* _TASK STATEMENT_: Transcribe the listing in full, excluding any pictures.

Data excerpts
┄┄┄┄┄┄┄┄┄┄

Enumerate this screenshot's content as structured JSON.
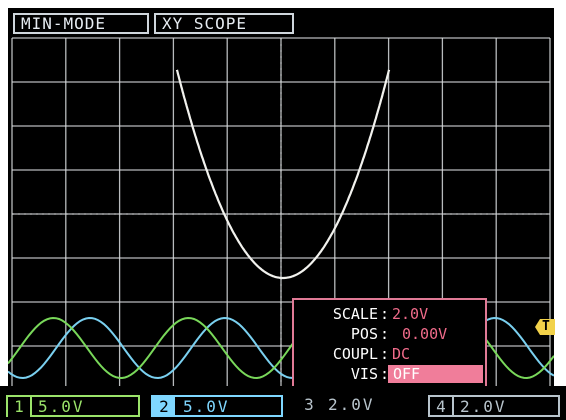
{
  "header": {
    "mode_label": "MIN-MODE",
    "scope_label": "XY SCOPE"
  },
  "channel_panel": {
    "rows": [
      {
        "label": "SCALE",
        "value": "2.0V"
      },
      {
        "label": "POS",
        "value": "0.00V"
      },
      {
        "label": "COUPL",
        "value": "DC"
      },
      {
        "label": "VIS",
        "value": "OFF"
      }
    ]
  },
  "trigger": {
    "label": "T"
  },
  "channels": [
    {
      "number": "1",
      "value": "5.0V",
      "color": "#9be36a",
      "active": true
    },
    {
      "number": "2",
      "value": "5.0V",
      "color": "#7fd7ff",
      "active": true
    },
    {
      "number": "3",
      "value": "2.0V",
      "color": "#b8c4cc",
      "active": false
    },
    {
      "number": "4",
      "value": "2.0V",
      "color": "#b8c4cc",
      "active": false
    }
  ],
  "colors": {
    "grid": "#d9dcde",
    "xy_trace": "#f2f2ee",
    "ch1_trace": "#79d85a",
    "ch2_trace": "#7ad0f0",
    "panel_accent": "#f07d9a",
    "trigger": "#f2d24a"
  }
}
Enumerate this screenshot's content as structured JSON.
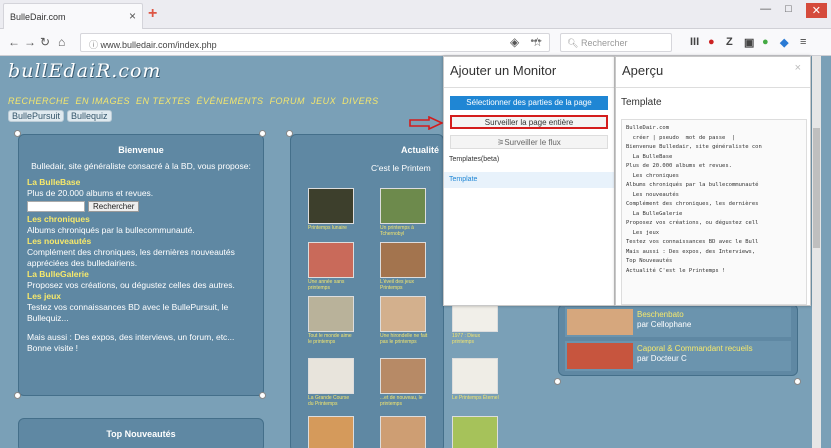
{
  "browser": {
    "tab_title": "BulleDair.com",
    "tab_close": "×",
    "new_tab": "+",
    "url": "www.bulledair.com/index.php",
    "url_dots": "•••",
    "search_placeholder": "Rechercher"
  },
  "page": {
    "logo": "bullEdaiR.com",
    "menu": [
      "RECHERCHE",
      "EN IMAGES",
      "EN TEXTES",
      "ÉVÈNEMENTS",
      "FORUM",
      "JEUX",
      "DIVERS"
    ],
    "chips": [
      "BullePursuit",
      "Bullequiz"
    ],
    "welcome": {
      "title": "Bienvenue",
      "intro": "Bulledair, site généraliste consacré à la BD, vous propose:",
      "s1": "La BulleBase",
      "s1t": "Plus de 20.000 albums et revues.",
      "search_btn": "Rechercher",
      "s2": "Les chroniques",
      "s2t": "Albums chroniqués par la bullecommunauté.",
      "s3": "Les nouveautés",
      "s3t": "Complément des chroniques, les dernières nouveautés appréciées des bulledairiens.",
      "s4": "La BulleGalerie",
      "s4t": "Proposez vos créations, ou dégustez celles des autres.",
      "s5": "Les jeux",
      "s5t": "Testez vos connaissances BD avec le BullePursuit, le Bullequiz...",
      "s6t": "Mais aussi : Des expos, des interviews, un forum, etc... Bonne visite !"
    },
    "news": {
      "title": "Top Nouveautés"
    },
    "actu": {
      "title": "Actualité",
      "sub": "C'est le Printem"
    },
    "thumb_captions": [
      "Printemps lunaire",
      "Un printemps à Tchernobyl",
      "Une année sans printemps",
      "L'éveil des jeux Printemps",
      "Tout le monde aime le printemps",
      "Une hirondelle ne fait pas le printemps",
      "1977 : Dieux printemps",
      "La Grande Course du Printemps",
      "...et de nouveau, le printemps",
      "Le Printemps Éternel"
    ],
    "right_items": [
      {
        "title": "Beschenbato",
        "by": "par Cellophane"
      },
      {
        "title": "Caporal & Commandant recueils",
        "by": "par Docteur C"
      }
    ]
  },
  "monitor": {
    "title": "Ajouter un Monitor",
    "btn_select": "Sélectionner des parties de la page",
    "btn_whole": "Surveiller la page entière",
    "btn_feed": "Surveiller le flux",
    "templates_label": "Templates(beta)",
    "template_item": "Template"
  },
  "preview": {
    "title": "Aperçu",
    "close": "×",
    "subtitle": "Template",
    "lines": [
      "BulleDair.com",
      "  créer | pseudo  mot de passe  |",
      "Bienvenue Bulledair, site généraliste con",
      "  La BulleBase",
      "Plus de 20.000 albums et revues.",
      "  Les chroniques",
      "Albums chroniqués par la bullecommunauté",
      "  Les nouveautés",
      "Complément des chroniques, les dernières",
      "  La BulleGalerie",
      "Proposez vos créations, ou dégustez cell",
      "  Les jeux",
      "Testez vos connaissances BD avec le Bull",
      "Mais aussi : Des expos, des Interviews,",
      "Top Nouveautés",
      "Actualité C'est le Printemps !"
    ]
  }
}
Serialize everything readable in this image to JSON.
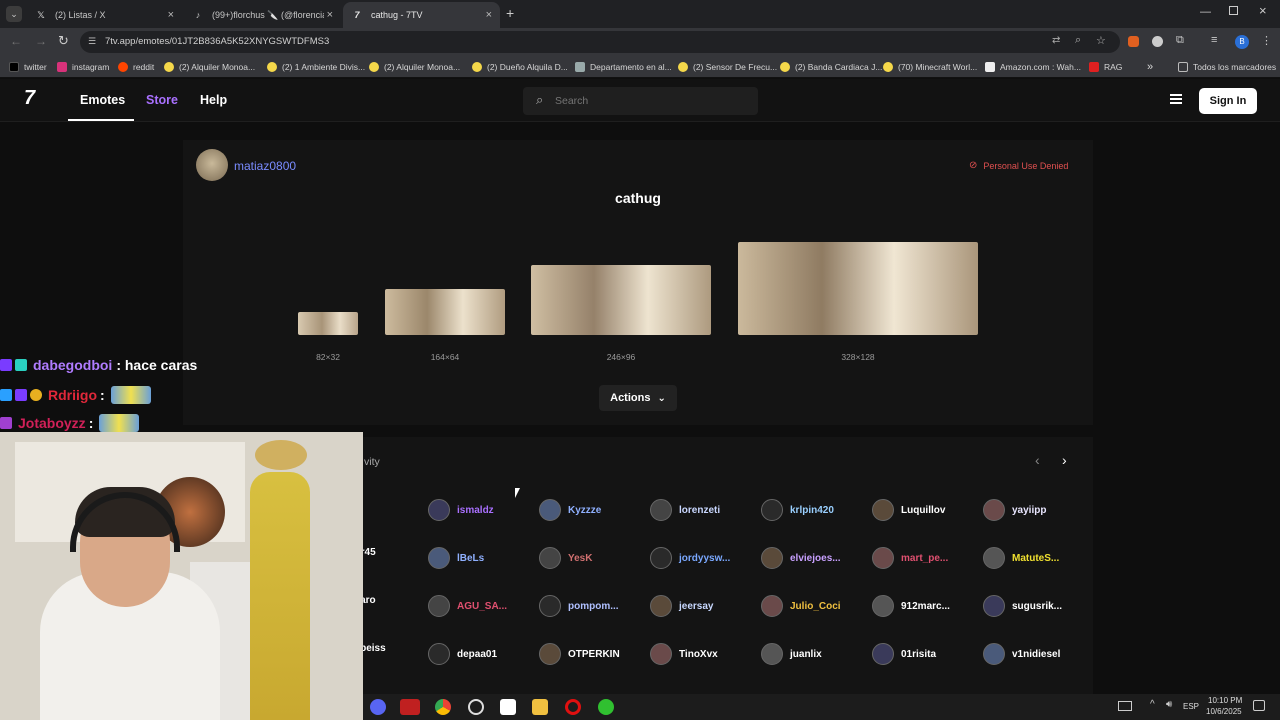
{
  "tabs": [
    {
      "label": "(2) Listas / X",
      "icon": "x-icon"
    },
    {
      "label": "(99+)florchus 🔪 (@florenciafig",
      "icon": "tiktok-icon"
    },
    {
      "label": "cathug - 7TV",
      "icon": "7tv-icon"
    }
  ],
  "address_bar": {
    "url": "7tv.app/emotes/01JT2B836A5K52XNYGSWTDFMS3"
  },
  "bookmarks": [
    {
      "label": "twitter"
    },
    {
      "label": "instagram"
    },
    {
      "label": "reddit"
    },
    {
      "label": "(2) Alquiler Monoa..."
    },
    {
      "label": "(2) 1 Ambiente Divis..."
    },
    {
      "label": "(2) Alquiler Monoa..."
    },
    {
      "label": "(2) Dueño Alquila D..."
    },
    {
      "label": "Departamento en al..."
    },
    {
      "label": "(2) Sensor De Frecu..."
    },
    {
      "label": "(2) Banda Cardiaca J..."
    },
    {
      "label": "(70) Minecraft Worl..."
    },
    {
      "label": "Amazon.com : Wah..."
    },
    {
      "label": "RAG"
    }
  ],
  "bookmarks_overflow": "»",
  "all_bookmarks": "Todos los marcadores",
  "site": {
    "logo": "7",
    "nav": {
      "emotes": "Emotes",
      "store": "Store",
      "help": "Help"
    },
    "search_placeholder": "Search",
    "sign_in": "Sign In"
  },
  "emote": {
    "owner": "matiaz0800",
    "license": "Personal Use Denied",
    "name": "cathug",
    "sizes": [
      "82×32",
      "164×64",
      "246×96",
      "328×128"
    ],
    "actions_label": "Actions"
  },
  "activity": {
    "title_partial": "vity",
    "users": [
      [
        "o",
        "ismaldz",
        "Kyzzze",
        "lorenzeti",
        "krlpin420",
        "Luquillov",
        "yayiipp"
      ],
      [
        "irr45",
        "lBeLs",
        "YesK",
        "jordyysw...",
        "elviejoes...",
        "mart_pe...",
        "MatuteS..."
      ],
      [
        "naro",
        "AGU_SA...",
        "pompom...",
        "jeersay",
        "Julio_Coci",
        "912marc...",
        "sugusrik..."
      ],
      [
        "obeiss",
        "depaa01",
        "OTPERKIN",
        "TinoXvx",
        "juanlix",
        "01risita",
        "v1nidiesel"
      ]
    ]
  },
  "chat": [
    {
      "user": "dabegodboi",
      "message": ": hace caras",
      "color": "#b07cff"
    },
    {
      "user": "Rdriigo",
      "message": ":",
      "color": "#e0283a"
    },
    {
      "user": "Jotaboyzz",
      "message": ":",
      "color": "#d02058"
    }
  ],
  "taskbar": {
    "time": "10:10 PM",
    "date": "10/6/2025",
    "lang": "ESP"
  },
  "colors": {
    "accent": "#a970ff",
    "license": "#e05050"
  }
}
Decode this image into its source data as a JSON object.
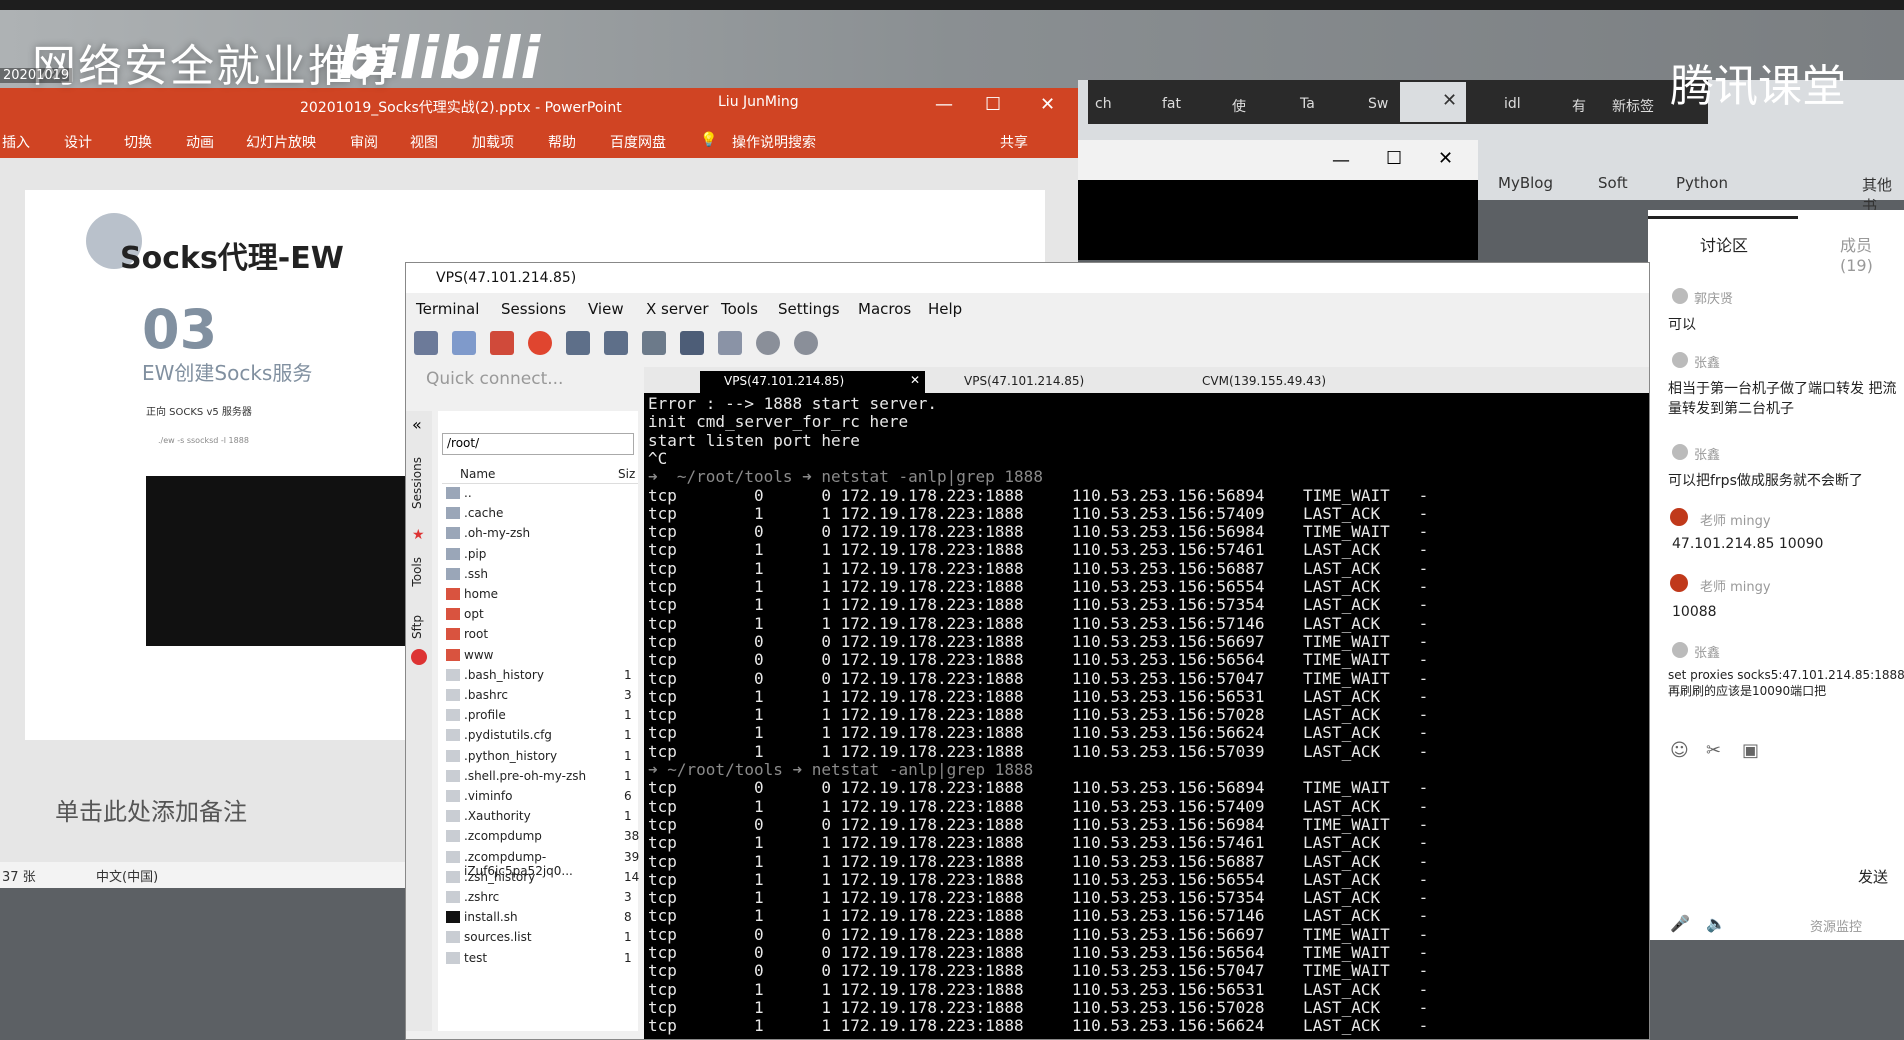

┄┄┄┄┄┄┄┄┄┄

* _ANSWER TO THIS PROBLEM_:
Enumerate this screenshot's content as structured JSON.
{
  "header": {
    "mode_label": "MIN-MODE",
    "scope_label": "XY SCOPE"
  },
  "channel_panel": {
    "rows": [
      {
        "label": "SCALE",
        "value": "2.0V"
      },
      {
        "label": "POS",
        "value": "0.00V"
      },
      {
        "label": "COUPL",
        "value": "DC"
      },
      {
        "label": "VIS",
        "value": "OFF"
      }
    ]
  },
  "trigger": {
    "label": "T"
  },
  "channels": [
    {
      "number": "1",
      "value": "5.0V",
      "color": "#9be36a",
      "active": true
    },
    {
      "number": "2",
      "value": "5.0V",
      "color": "#7fd7ff",
      "active": true
    },
    {
      "number": "3",
      "value": "2.0V",
      "color": "#b8c4cc",
      "active": false
    },
    {
      "number": "4",
      "value": "2.0V",
      "color": "#b8c4cc",
      "active": false
    }
  ],
  "colors": {
    "grid": "#d9dcde",
    "xy_trace": "#f2f2ee",
    "ch1_trace": "#79d85a",
    "ch2_trace": "#7ad0f0",
    "panel_accent": "#f07d9a",
    "trigger": "#f2d24a"
  }
}
Enumerate this screenshot's content as structured JSON.
{
  "browser": {
    "tab_title": "BulleDair.com",
    "tab_close": "×",
    "new_tab": "+",
    "url": "www.bulledair.com/index.php",
    "url_dots": "•••",
    "search_placeholder": "Rechercher"
  },
  "page": {
    "logo": "bullEdaiR.com",
    "menu": [
      "RECHERCHE",
      "EN IMAGES",
      "EN TEXTES",
      "ÉVÈNEMENTS",
      "FORUM",
      "JEUX",
      "DIVERS"
    ],
    "chips": [
      "BullePursuit",
      "Bullequiz"
    ],
    "welcome": {
      "title": "Bienvenue",
      "intro": "Bulledair, site généraliste consacré à la BD, vous propose:",
      "s1": "La BulleBase",
      "s1t": "Plus de 20.000 albums et revues.",
      "search_btn": "Rechercher",
      "s2": "Les chroniques",
      "s2t": "Albums chroniqués par la bullecommunauté.",
      "s3": "Les nouveautés",
      "s3t": "Complément des chroniques, les dernières nouveautés appréciées des bulledairiens.",
      "s4": "La BulleGalerie",
      "s4t": "Proposez vos créations, ou dégustez celles des autres.",
      "s5": "Les jeux",
      "s5t": "Testez vos connaissances BD avec le BullePursuit, le Bullequiz...",
      "s6t": "Mais aussi : Des expos, des interviews, un forum, etc... Bonne visite !"
    },
    "news": {
      "title": "Top Nouveautés"
    },
    "actu": {
      "title": "Actualité",
      "sub": "C'est le Printem"
    },
    "thumb_captions": [
      "Printemps lunaire",
      "Un printemps à Tchernobyl",
      "Une année sans printemps",
      "L'éveil des jeux Printemps",
      "Tout le monde aime le printemps",
      "Une hirondelle ne fait pas le printemps",
      "1977 : Dieux printemps",
      "La Grande Course du Printemps",
      "...et de nouveau, le printemps",
      "Le Printemps Éternel"
    ],
    "right_items": [
      {
        "title": "Beschenbato",
        "by": "par Cellophane"
      },
      {
        "title": "Caporal & Commandant recueils",
        "by": "par Docteur C"
      }
    ]
  },
  "monitor": {
    "title": "Ajouter un Monitor",
    "btn_select": "Sélectionner des parties de la page",
    "btn_whole": "Surveiller la page entière",
    "btn_feed": "Surveiller le flux",
    "templates_label": "Templates(beta)",
    "template_item": "Template"
  },
  "preview": {
    "title": "Aperçu",
    "close": "×",
    "subtitle": "Template",
    "lines": [
      "BulleDair.com",
      "  créer | pseudo  mot de passe  |",
      "Bienvenue Bulledair, site généraliste con",
      "  La BulleBase",
      "Plus de 20.000 albums et revues.",
      "  Les chroniques",
      "Albums chroniqués par la bullecommunauté",
      "  Les nouveautés",
      "Complément des chroniques, les dernières",
      "  La BulleGalerie",
      "Proposez vos créations, ou dégustez cell",
      "  Les jeux",
      "Testez vos connaissances BD avec le Bull",
      "Mais aussi : Des expos, des Interviews,",
      "Top Nouveautés",
      "Actualité C'est le Printemps !"
    ]
  }
}
Serialize everything readable in this image to JSON.
{
  "tabs": [
    {
      "label": "(2) Listas / X",
      "icon": "x-icon"
    },
    {
      "label": "(99+)florchus 🔪 (@florenciafig",
      "icon": "tiktok-icon"
    },
    {
      "label": "cathug - 7TV",
      "icon": "7tv-icon"
    }
  ],
  "address_bar": {
    "url": "7tv.app/emotes/01JT2B836A5K52XNYGSWTDFMS3"
  },
  "bookmarks": [
    {
      "label": "twitter"
    },
    {
      "label": "instagram"
    },
    {
      "label": "reddit"
    },
    {
      "label": "(2) Alquiler Monoa..."
    },
    {
      "label": "(2) 1 Ambiente Divis..."
    },
    {
      "label": "(2) Alquiler Monoa..."
    },
    {
      "label": "(2) Dueño Alquila D..."
    },
    {
      "label": "Departamento en al..."
    },
    {
      "label": "(2) Sensor De Frecu..."
    },
    {
      "label": "(2) Banda Cardiaca J..."
    },
    {
      "label": "(70) Minecraft Worl..."
    },
    {
      "label": "Amazon.com : Wah..."
    },
    {
      "label": "RAG"
    }
  ],
  "bookmarks_overflow": "»",
  "all_bookmarks": "Todos los marcadores",
  "site": {
    "logo": "7",
    "nav": {
      "emotes": "Emotes",
      "store": "Store",
      "help": "Help"
    },
    "search_placeholder": "Search",
    "sign_in": "Sign In"
  },
  "emote": {
    "owner": "matiaz0800",
    "license": "Personal Use Denied",
    "name": "cathug",
    "sizes": [
      "82×32",
      "164×64",
      "246×96",
      "328×128"
    ],
    "actions_label": "Actions"
  },
  "activity": {
    "title_partial": "vity",
    "users": [
      [
        "o",
        "ismaldz",
        "Kyzzze",
        "lorenzeti",
        "krlpin420",
        "Luquillov",
        "yayiipp"
      ],
      [
        "irr45",
        "lBeLs",
        "YesK",
        "jordyysw...",
        "elviejoes...",
        "mart_pe...",
        "MatuteS..."
      ],
      [
        "naro",
        "AGU_SA...",
        "pompom...",
        "jeersay",
        "Julio_Coci",
        "912marc...",
        "sugusrik..."
      ],
      [
        "obeiss",
        "depaa01",
        "OTPERKIN",
        "TinoXvx",
        "juanlix",
        "01risita",
        "v1nidiesel"
      ]
    ]
  },
  "chat": [
    {
      "user": "dabegodboi",
      "message": ": hace caras",
      "color": "#b07cff"
    },
    {
      "user": "Rdriigo",
      "message": ":",
      "color": "#e0283a"
    },
    {
      "user": "Jotaboyzz",
      "message": ":",
      "color": "#d02058"
    }
  ],
  "taskbar": {
    "time": "10:10 PM",
    "date": "10/6/2025",
    "lang": "ESP"
  },
  "colors": {
    "accent": "#a970ff",
    "license": "#e05050"
  }
}
Decode this image into its source data as a JSON object.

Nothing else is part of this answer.